• [Supplied material]:

====

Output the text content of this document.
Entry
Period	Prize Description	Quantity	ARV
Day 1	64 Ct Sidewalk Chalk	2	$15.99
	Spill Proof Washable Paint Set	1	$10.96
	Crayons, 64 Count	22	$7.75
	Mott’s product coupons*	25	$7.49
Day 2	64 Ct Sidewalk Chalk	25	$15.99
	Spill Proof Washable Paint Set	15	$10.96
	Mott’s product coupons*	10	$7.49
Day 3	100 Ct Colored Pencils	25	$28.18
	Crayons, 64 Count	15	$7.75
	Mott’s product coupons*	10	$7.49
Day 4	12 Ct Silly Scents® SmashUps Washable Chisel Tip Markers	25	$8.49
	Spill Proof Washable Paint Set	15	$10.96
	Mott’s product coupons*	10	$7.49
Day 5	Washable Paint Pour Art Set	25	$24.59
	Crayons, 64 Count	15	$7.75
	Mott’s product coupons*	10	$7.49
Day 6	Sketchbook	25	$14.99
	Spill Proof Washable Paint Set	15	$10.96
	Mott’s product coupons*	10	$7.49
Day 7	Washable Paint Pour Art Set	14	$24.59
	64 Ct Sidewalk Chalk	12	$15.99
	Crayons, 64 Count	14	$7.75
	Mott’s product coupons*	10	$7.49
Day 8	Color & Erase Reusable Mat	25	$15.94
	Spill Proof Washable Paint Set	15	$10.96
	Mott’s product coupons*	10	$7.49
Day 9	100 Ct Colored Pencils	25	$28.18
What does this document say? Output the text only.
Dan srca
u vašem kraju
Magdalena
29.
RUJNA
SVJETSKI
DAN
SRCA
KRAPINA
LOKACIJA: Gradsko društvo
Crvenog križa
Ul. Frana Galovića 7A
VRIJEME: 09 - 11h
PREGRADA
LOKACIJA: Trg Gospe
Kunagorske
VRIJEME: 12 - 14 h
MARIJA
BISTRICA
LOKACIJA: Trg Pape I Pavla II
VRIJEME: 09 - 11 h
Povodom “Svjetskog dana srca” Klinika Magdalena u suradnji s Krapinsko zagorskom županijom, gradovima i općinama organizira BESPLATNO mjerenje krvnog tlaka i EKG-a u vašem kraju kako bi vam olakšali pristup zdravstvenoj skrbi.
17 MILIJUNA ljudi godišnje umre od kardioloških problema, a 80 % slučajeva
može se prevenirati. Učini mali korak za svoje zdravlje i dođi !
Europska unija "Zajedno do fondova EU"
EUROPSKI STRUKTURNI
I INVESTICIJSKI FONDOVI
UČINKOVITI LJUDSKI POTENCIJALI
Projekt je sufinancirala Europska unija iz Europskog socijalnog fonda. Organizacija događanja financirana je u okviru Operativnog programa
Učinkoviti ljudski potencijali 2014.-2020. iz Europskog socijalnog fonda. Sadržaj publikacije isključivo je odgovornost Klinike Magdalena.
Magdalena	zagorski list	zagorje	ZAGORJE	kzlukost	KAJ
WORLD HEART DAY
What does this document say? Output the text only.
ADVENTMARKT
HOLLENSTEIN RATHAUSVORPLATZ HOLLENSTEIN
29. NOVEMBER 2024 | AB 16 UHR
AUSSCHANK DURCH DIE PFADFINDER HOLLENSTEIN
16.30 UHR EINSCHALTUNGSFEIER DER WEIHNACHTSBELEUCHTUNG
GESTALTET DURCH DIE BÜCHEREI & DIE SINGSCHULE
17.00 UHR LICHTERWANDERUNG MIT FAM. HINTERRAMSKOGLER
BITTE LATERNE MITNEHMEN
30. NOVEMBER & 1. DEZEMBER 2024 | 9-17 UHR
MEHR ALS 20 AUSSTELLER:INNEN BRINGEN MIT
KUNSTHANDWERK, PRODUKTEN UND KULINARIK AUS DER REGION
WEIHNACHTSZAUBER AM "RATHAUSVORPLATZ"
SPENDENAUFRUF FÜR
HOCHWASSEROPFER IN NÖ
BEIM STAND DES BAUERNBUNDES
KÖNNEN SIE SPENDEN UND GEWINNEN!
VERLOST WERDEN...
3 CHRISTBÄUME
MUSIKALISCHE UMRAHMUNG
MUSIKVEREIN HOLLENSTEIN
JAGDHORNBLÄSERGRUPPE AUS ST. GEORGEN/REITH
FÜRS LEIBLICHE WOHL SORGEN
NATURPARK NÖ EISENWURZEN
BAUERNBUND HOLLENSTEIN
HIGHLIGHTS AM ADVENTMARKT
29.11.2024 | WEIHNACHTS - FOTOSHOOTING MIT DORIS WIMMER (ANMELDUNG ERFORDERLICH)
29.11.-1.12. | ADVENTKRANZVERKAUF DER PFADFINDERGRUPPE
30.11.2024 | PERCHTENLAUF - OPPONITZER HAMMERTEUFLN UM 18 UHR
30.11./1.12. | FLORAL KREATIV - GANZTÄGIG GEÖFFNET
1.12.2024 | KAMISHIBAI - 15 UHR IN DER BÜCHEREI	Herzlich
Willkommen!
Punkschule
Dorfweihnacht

====

• [Work to do]: Scan the lines for the string "DURCH". Pick out every line that has it.

• [Solution to this exercise]:
AUSSCHANK DURCH DIE PFADFINDER HOLLENSTEIN
GESTALTET DURCH DIE BÜCHEREI & DIE SINGSCHULE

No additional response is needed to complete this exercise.